### What to work on
Transcribe all records exactly.

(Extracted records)
- - -

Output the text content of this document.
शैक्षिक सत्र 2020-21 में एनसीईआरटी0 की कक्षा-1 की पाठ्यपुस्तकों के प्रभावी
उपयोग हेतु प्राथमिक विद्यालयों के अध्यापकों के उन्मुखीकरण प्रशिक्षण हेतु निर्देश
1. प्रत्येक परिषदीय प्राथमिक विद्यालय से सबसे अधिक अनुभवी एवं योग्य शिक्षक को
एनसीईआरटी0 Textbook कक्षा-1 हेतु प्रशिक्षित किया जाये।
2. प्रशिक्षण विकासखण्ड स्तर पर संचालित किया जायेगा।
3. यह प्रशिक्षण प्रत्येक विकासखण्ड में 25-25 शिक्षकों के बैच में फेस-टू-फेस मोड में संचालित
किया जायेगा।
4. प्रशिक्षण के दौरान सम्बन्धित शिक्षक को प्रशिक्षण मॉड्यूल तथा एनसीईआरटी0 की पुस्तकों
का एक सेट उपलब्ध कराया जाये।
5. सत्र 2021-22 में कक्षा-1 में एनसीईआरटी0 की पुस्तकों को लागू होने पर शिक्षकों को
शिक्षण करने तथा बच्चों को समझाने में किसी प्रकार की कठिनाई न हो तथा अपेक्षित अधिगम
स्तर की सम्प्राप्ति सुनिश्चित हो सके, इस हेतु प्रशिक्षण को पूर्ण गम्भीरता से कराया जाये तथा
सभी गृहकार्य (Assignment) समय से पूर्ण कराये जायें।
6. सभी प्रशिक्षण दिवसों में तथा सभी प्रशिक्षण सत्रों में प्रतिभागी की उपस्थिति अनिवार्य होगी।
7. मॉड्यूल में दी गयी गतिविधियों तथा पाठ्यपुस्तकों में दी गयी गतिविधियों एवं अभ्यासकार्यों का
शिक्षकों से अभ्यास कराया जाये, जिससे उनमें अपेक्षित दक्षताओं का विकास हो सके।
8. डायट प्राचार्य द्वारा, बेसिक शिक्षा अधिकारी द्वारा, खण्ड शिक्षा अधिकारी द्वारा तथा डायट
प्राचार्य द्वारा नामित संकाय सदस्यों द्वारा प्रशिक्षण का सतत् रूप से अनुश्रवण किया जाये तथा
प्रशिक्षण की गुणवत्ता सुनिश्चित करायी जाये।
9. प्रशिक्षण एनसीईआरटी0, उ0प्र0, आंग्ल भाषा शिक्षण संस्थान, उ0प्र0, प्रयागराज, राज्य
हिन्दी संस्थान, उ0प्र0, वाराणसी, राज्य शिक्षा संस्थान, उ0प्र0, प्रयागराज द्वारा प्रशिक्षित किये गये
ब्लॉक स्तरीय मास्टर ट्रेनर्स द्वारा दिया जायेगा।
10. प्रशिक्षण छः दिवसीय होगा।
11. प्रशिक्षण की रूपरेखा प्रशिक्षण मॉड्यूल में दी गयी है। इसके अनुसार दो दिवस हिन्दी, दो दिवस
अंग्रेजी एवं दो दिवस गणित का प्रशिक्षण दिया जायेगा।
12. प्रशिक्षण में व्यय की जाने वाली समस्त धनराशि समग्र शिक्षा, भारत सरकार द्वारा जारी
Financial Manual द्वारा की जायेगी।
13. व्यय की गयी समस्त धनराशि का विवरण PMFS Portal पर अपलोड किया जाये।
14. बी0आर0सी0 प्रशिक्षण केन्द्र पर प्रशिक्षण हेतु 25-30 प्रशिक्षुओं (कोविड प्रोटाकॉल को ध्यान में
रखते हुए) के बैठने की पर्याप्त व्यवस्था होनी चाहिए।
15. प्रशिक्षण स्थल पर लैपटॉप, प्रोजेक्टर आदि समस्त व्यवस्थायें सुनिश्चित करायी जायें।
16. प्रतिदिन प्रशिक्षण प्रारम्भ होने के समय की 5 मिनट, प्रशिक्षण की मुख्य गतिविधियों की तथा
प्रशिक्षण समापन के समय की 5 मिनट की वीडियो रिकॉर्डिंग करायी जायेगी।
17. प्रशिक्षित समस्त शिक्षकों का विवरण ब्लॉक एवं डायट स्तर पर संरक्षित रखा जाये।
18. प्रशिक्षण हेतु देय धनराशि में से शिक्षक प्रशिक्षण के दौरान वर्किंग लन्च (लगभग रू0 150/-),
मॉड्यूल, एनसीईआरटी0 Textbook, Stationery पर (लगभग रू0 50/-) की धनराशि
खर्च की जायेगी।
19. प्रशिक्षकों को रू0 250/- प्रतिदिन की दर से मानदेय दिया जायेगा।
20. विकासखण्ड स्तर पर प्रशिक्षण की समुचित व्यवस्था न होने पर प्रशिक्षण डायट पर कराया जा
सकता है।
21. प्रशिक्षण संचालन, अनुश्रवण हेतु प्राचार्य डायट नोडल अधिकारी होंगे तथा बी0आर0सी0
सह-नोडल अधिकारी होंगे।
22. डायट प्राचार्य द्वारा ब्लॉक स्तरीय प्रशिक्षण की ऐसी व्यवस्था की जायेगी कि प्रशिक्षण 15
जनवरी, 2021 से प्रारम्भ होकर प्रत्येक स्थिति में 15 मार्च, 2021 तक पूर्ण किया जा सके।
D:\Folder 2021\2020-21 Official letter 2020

- - -

### Output of the task
Output the text content of this document.
शैक्षिक सत्र 2020-21 में एनसीईआरटी0 की कक्षा-1 की पाठ्यपुस्तकों के प्रभावी
उपयोग हेतु प्राथमिक विद्यालयों के अध्यापकों के उन्मुखीकरण प्रशिक्षण हेतु निर्देश
1. प्रत्येक परिषदीय प्राथमिक विद्यालय से सबसे अधिक अनुभवी एवं योग्य शिक्षक को
एनसीईआरटी0 Textbook कक्षा-1 हेतु प्रशिक्षित किया जाये।
2. प्रशिक्षण विकासखण्ड स्तर पर संचालित किया जायेगा।
3. यह प्रशिक्षण प्रत्येक विकासखण्ड में 25-25 शिक्षकों के बैच में फेस-टू-फेस मोड में संचालित
किया जायेगा।
4. प्रशिक्षण के दौरान सम्बन्धित शिक्षक को प्रशिक्षण मॉड्यूल तथा एनसीईआरटी0 की पुस्तकों
का एक सेट उपलब्ध कराया जाये।
5. सत्र 2021-22 में कक्षा-1 में एनसीईआरटी0 की पुस्तकों को लागू होने पर शिक्षकों को
शिक्षण करने तथा बच्चों को समझाने में किसी प्रकार की कठिनाई न हो तथा अपेक्षित अधिगम
स्तर की सम्प्राप्ति सुनिश्चित हो सके, इस हेतु प्रशिक्षण को पूर्ण गम्भीरता से कराया जाये तथा
सभी गृहकार्य (Assignment) समय से पूर्ण कराये जायें।
6. सभी प्रशिक्षण दिवसों में तथा सभी प्रशिक्षण सत्रों में प्रतिभागी की उपस्थिति अनिवार्य होगी।
7. मॉड्यूल में दी गयी गतिविधियों तथा पाठ्यपुस्तकों में दी गयी गतिविधियों एवं अभ्यासकार्यों का
शिक्षकों से अभ्यास कराया जाये, जिससे उनमें अपेक्षित दक्षताओं का विकास हो सके।
8. डायट प्राचार्य द्वारा, बेसिक शिक्षा अधिकारी द्वारा, खण्ड शिक्षा अधिकारी द्वारा तथा डायट
प्राचार्य द्वारा नामित संकाय सदस्यों द्वारा प्रशिक्षण का सतत् रूप से अनुश्रवण किया जाये तथा
प्रशिक्षण की गुणवत्ता सुनिश्चित करायी जाये।
9. प्रशिक्षण एनसीईआरटी0, उ0प्र0, आंग्ल भाषा शिक्षण संस्थान, उ0प्र0, प्रयागराज, राज्य
हिन्दी संस्थान, उ0प्र0, वाराणसी, राज्य शिक्षा संस्थान, उ0प्र0, प्रयागराज द्वारा प्रशिक्षित किये गये
ब्लॉक स्तरीय मास्टर ट्रेनर्स द्वारा दिया जायेगा।
10. प्रशिक्षण छः दिवसीय होगा।
11. प्रशिक्षण की रूपरेखा प्रशिक्षण मॉड्यूल में दी गयी है। इसके अनुसार दो दिवस हिन्दी, दो दिवस
अंग्रेजी एवं दो दिवस गणित का प्रशिक्षण दिया जायेगा।
12. प्रशिक्षण में व्यय की जाने वाली समस्त धनराशि समग्र शिक्षा, भारत सरकार द्वारा जारी
Financial Manual द्वारा की जायेगी।
13. व्यय की गयी समस्त धनराशि का विवरण PMFS Portal पर अपलोड किया जाये।
14. बी0आर0सी0 प्रशिक्षण केन्द्र पर प्रशिक्षण हेतु 25-30 प्रशिक्षुओं (कोविड प्रोटाकॉल को ध्यान में
रखते हुए) के बैठने की पर्याप्त व्यवस्था होनी चाहिए।
15. प्रशिक्षण स्थल पर लैपटॉप, प्रोजेक्टर आदि समस्त व्यवस्थायें सुनिश्चित करायी जायें।
16. प्रतिदिन प्रशिक्षण प्रारम्भ होने के समय की 5 मिनट, प्रशिक्षण की मुख्य गतिविधियों की तथा
प्रशिक्षण समापन के समय की 5 मिनट की वीडियो रिकॉर्डिंग करायी जायेगी।
17. प्रशिक्षित समस्त शिक्षकों का विवरण ब्लॉक एवं डायट स्तर पर संरक्षित रखा जाये।
18. प्रशिक्षण हेतु देय धनराशि में से शिक्षक प्रशिक्षण के दौरान वर्किंग लन्च (लगभग रू0 150/-),
मॉड्यूल, एनसीईआरटी0 Textbook, Stationery पर (लगभग रू0 50/-) की धनराशि
खर्च की जायेगी।
19. प्रशिक्षकों को रू0 250/- प्रतिदिन की दर से मानदेय दिया जायेगा।
20. विकासखण्ड स्तर पर प्रशिक्षण की समुचित व्यवस्था न होने पर प्रशिक्षण डायट पर कराया जा
सकता है।
21. प्रशिक्षण संचालन, अनुश्रवण हेतु प्राचार्य डायट नोडल अधिकारी होंगे तथा बी0आर0सी0
सह-नोडल अधिकारी होंगे।
22. डायट प्राचार्य द्वारा ब्लॉक स्तरीय प्रशिक्षण की ऐसी व्यवस्था की जायेगी कि प्रशिक्षण 15
जनवरी, 2021 से प्रारम्भ होकर प्रत्येक स्थिति में 15 मार्च, 2021 तक पूर्ण किया जा सके।
D:\Folder 2021\2020-21 Official letter 2020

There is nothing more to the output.